"""
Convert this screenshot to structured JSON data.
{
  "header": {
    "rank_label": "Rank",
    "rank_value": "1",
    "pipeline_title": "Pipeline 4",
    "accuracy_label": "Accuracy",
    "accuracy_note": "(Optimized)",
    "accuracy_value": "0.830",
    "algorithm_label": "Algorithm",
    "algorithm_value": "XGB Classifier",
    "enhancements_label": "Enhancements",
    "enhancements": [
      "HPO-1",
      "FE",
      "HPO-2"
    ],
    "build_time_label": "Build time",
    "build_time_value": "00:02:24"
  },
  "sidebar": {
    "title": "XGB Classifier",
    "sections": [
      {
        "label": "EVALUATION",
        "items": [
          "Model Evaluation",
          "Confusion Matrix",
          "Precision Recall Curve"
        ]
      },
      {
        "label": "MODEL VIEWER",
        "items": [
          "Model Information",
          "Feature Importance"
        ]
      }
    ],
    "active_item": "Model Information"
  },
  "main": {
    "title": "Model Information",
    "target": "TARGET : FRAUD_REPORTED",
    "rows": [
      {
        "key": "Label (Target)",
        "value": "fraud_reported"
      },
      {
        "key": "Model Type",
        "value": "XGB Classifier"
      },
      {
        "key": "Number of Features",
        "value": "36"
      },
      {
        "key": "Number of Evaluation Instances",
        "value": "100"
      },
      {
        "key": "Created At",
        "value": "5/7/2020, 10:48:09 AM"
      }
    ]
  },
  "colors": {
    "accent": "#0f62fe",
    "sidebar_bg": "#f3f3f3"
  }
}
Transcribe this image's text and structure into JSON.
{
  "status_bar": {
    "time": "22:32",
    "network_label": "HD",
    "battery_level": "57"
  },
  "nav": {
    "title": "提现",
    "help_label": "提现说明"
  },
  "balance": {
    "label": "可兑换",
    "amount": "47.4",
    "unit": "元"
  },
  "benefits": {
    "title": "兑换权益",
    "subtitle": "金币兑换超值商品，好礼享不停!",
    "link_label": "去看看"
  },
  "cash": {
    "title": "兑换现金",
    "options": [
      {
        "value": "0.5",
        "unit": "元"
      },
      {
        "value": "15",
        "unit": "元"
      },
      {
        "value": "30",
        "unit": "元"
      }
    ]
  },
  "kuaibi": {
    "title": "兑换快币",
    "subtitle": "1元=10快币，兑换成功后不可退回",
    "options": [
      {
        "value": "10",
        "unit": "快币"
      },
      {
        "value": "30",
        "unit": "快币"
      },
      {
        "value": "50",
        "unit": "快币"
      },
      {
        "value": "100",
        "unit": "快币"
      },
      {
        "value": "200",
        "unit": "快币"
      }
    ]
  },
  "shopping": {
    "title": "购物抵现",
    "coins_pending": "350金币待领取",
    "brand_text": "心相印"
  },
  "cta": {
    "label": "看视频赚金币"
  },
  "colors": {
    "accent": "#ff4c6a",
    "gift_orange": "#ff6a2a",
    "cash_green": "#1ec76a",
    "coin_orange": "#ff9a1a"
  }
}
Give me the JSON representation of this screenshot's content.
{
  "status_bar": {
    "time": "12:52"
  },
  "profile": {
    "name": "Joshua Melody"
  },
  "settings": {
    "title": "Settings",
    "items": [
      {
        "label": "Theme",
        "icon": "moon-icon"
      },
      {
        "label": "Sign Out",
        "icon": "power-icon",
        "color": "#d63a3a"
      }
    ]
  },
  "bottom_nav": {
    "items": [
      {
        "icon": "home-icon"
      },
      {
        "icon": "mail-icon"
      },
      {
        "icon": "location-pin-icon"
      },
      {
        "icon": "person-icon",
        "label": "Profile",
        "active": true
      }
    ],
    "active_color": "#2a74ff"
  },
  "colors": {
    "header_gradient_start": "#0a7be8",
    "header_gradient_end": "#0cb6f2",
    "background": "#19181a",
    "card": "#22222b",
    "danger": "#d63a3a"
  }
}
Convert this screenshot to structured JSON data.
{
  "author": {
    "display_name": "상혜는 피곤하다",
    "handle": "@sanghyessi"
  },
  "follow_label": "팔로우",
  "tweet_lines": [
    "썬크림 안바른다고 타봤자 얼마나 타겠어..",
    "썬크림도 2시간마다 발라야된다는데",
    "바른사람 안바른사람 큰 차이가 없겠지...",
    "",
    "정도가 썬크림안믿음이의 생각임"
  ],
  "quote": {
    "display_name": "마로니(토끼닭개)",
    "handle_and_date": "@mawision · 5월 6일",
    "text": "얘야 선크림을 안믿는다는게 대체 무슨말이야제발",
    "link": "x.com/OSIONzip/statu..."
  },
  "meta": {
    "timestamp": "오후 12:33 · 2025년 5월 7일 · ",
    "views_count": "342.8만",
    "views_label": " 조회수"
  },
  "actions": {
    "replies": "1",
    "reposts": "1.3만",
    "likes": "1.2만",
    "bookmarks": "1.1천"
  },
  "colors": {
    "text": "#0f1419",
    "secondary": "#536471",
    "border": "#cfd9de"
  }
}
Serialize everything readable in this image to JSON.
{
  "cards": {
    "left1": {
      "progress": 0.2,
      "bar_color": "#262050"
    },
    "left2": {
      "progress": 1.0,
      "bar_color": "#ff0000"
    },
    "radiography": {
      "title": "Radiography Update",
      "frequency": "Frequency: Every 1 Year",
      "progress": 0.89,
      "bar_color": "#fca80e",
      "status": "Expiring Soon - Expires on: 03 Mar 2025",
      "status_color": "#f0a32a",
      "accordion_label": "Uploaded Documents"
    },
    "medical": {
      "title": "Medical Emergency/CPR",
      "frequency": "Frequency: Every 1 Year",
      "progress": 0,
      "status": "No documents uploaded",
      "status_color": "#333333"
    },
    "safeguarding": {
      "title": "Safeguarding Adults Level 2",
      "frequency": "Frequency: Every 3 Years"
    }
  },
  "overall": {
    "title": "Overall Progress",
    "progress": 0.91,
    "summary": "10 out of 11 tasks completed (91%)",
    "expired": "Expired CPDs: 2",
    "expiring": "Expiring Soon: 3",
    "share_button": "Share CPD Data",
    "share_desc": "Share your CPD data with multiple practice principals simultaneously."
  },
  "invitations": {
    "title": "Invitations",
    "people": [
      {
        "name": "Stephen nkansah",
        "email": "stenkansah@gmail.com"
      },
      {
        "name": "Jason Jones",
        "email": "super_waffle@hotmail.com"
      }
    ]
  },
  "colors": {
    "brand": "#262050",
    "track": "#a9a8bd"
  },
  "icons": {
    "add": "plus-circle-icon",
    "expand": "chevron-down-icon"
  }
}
"""
» Stated task
Quote the data in full, keeping each word unchanged.

» Written solution
Convert this screenshot to structured JSON data.
{
  "header": {
    "rank_label": "Rank",
    "rank_value": "1",
    "pipeline_title": "Pipeline 4",
    "accuracy_label": "Accuracy",
    "accuracy_note": "(Optimized)",
    "accuracy_value": "0.830",
    "algorithm_label": "Algorithm",
    "algorithm_value": "XGB Classifier",
    "enhancements_label": "Enhancements",
    "enhancements": [
      "HPO-1",
      "FE",
      "HPO-2"
    ],
    "build_time_label": "Build time",
    "build_time_value": "00:02:24"
  },
  "sidebar": {
    "title": "XGB Classifier",
    "sections": [
      {
        "label": "EVALUATION",
        "items": [
          "Model Evaluation",
          "Confusion Matrix",
          "Precision Recall Curve"
        ]
      },
      {
        "label": "MODEL VIEWER",
        "items": [
          "Model Information",
          "Feature Importance"
        ]
      }
    ],
    "active_item": "Model Information"
  },
  "main": {
    "title": "Model Information",
    "target": "TARGET : FRAUD_REPORTED",
    "rows": [
      {
        "key": "Label (Target)",
        "value": "fraud_reported"
      },
      {
        "key": "Model Type",
        "value": "XGB Classifier"
      },
      {
        "key": "Number of Features",
        "value": "36"
      },
      {
        "key": "Number of Evaluation Instances",
        "value": "100"
      },
      {
        "key": "Created At",
        "value": "5/7/2020, 10:48:09 AM"
      }
    ]
  },
  "colors": {
    "accent": "#0f62fe",
    "sidebar_bg": "#f3f3f3"
  }
}
Transcribe this image's text and structure into JSON.
{
  "status_bar": {
    "time": "22:32",
    "network_label": "HD",
    "battery_level": "57"
  },
  "nav": {
    "title": "提现",
    "help_label": "提现说明"
  },
  "balance": {
    "label": "可兑换",
    "amount": "47.4",
    "unit": "元"
  },
  "benefits": {
    "title": "兑换权益",
    "subtitle": "金币兑换超值商品，好礼享不停!",
    "link_label": "去看看"
  },
  "cash": {
    "title": "兑换现金",
    "options": [
      {
        "value": "0.5",
        "unit": "元"
      },
      {
        "value": "15",
        "unit": "元"
      },
      {
        "value": "30",
        "unit": "元"
      }
    ]
  },
  "kuaibi": {
    "title": "兑换快币",
    "subtitle": "1元=10快币，兑换成功后不可退回",
    "options": [
      {
        "value": "10",
        "unit": "快币"
      },
      {
        "value": "30",
        "unit": "快币"
      },
      {
        "value": "50",
        "unit": "快币"
      },
      {
        "value": "100",
        "unit": "快币"
      },
      {
        "value": "200",
        "unit": "快币"
      }
    ]
  },
  "shopping": {
    "title": "购物抵现",
    "coins_pending": "350金币待领取",
    "brand_text": "心相印"
  },
  "cta": {
    "label": "看视频赚金币"
  },
  "colors": {
    "accent": "#ff4c6a",
    "gift_orange": "#ff6a2a",
    "cash_green": "#1ec76a",
    "coin_orange": "#ff9a1a"
  }
}
Give me the JSON representation of this screenshot's content.
{
  "status_bar": {
    "time": "12:52"
  },
  "profile": {
    "name": "Joshua Melody"
  },
  "settings": {
    "title": "Settings",
    "items": [
      {
        "label": "Theme",
        "icon": "moon-icon"
      },
      {
        "label": "Sign Out",
        "icon": "power-icon",
        "color": "#d63a3a"
      }
    ]
  },
  "bottom_nav": {
    "items": [
      {
        "icon": "home-icon"
      },
      {
        "icon": "mail-icon"
      },
      {
        "icon": "location-pin-icon"
      },
      {
        "icon": "person-icon",
        "label": "Profile",
        "active": true
      }
    ],
    "active_color": "#2a74ff"
  },
  "colors": {
    "header_gradient_start": "#0a7be8",
    "header_gradient_end": "#0cb6f2",
    "background": "#19181a",
    "card": "#22222b",
    "danger": "#d63a3a"
  }
}
Convert this screenshot to structured JSON data.
{
  "author": {
    "display_name": "상혜는 피곤하다",
    "handle": "@sanghyessi"
  },
  "follow_label": "팔로우",
  "tweet_lines": [
    "썬크림 안바른다고 타봤자 얼마나 타겠어..",
    "썬크림도 2시간마다 발라야된다는데",
    "바른사람 안바른사람 큰 차이가 없겠지...",
    "",
    "정도가 썬크림안믿음이의 생각임"
  ],
  "quote": {
    "display_name": "마로니(토끼닭개)",
    "handle_and_date": "@mawision · 5월 6일",
    "text": "얘야 선크림을 안믿는다는게 대체 무슨말이야제발",
    "link": "x.com/OSIONzip/statu..."
  },
  "meta": {
    "timestamp": "오후 12:33 · 2025년 5월 7일 · ",
    "views_count": "342.8만",
    "views_label": " 조회수"
  },
  "actions": {
    "replies": "1",
    "reposts": "1.3만",
    "likes": "1.2만",
    "bookmarks": "1.1천"
  },
  "colors": {
    "text": "#0f1419",
    "secondary": "#536471",
    "border": "#cfd9de"
  }
}
Serialize everything readable in this image to JSON.
{
  "cards": {
    "left1": {
      "progress": 0.2,
      "bar_color": "#262050"
    },
    "left2": {
      "progress": 1.0,
      "bar_color": "#ff0000"
    },
    "radiography": {
      "title": "Radiography Update",
      "frequency": "Frequency: Every 1 Year",
      "progress": 0.89,
      "bar_color": "#fca80e",
      "status": "Expiring Soon - Expires on: 03 Mar 2025",
      "status_color": "#f0a32a",
      "accordion_label": "Uploaded Documents"
    },
    "medical": {
      "title": "Medical Emergency/CPR",
      "frequency": "Frequency: Every 1 Year",
      "progress": 0,
      "status": "No documents uploaded",
      "status_color": "#333333"
    },
    "safeguarding": {
      "title": "Safeguarding Adults Level 2",
      "frequency": "Frequency: Every 3 Years"
    }
  },
  "overall": {
    "title": "Overall Progress",
    "progress": 0.91,
    "summary": "10 out of 11 tasks completed (91%)",
    "expired": "Expired CPDs: 2",
    "expiring": "Expiring Soon: 3",
    "share_button": "Share CPD Data",
    "share_desc": "Share your CPD data with multiple practice principals simultaneously."
  },
  "invitations": {
    "title": "Invitations",
    "people": [
      {
        "name": "Stephen nkansah",
        "email": "stenkansah@gmail.com"
      },
      {
        "name": "Jason Jones",
        "email": "super_waffle@hotmail.com"
      }
    ]
  },
  "colors": {
    "brand": "#262050",
    "track": "#a9a8bd"
  },
  "icons": {
    "add": "plus-circle-icon",
    "expand": "chevron-down-icon"
  }
}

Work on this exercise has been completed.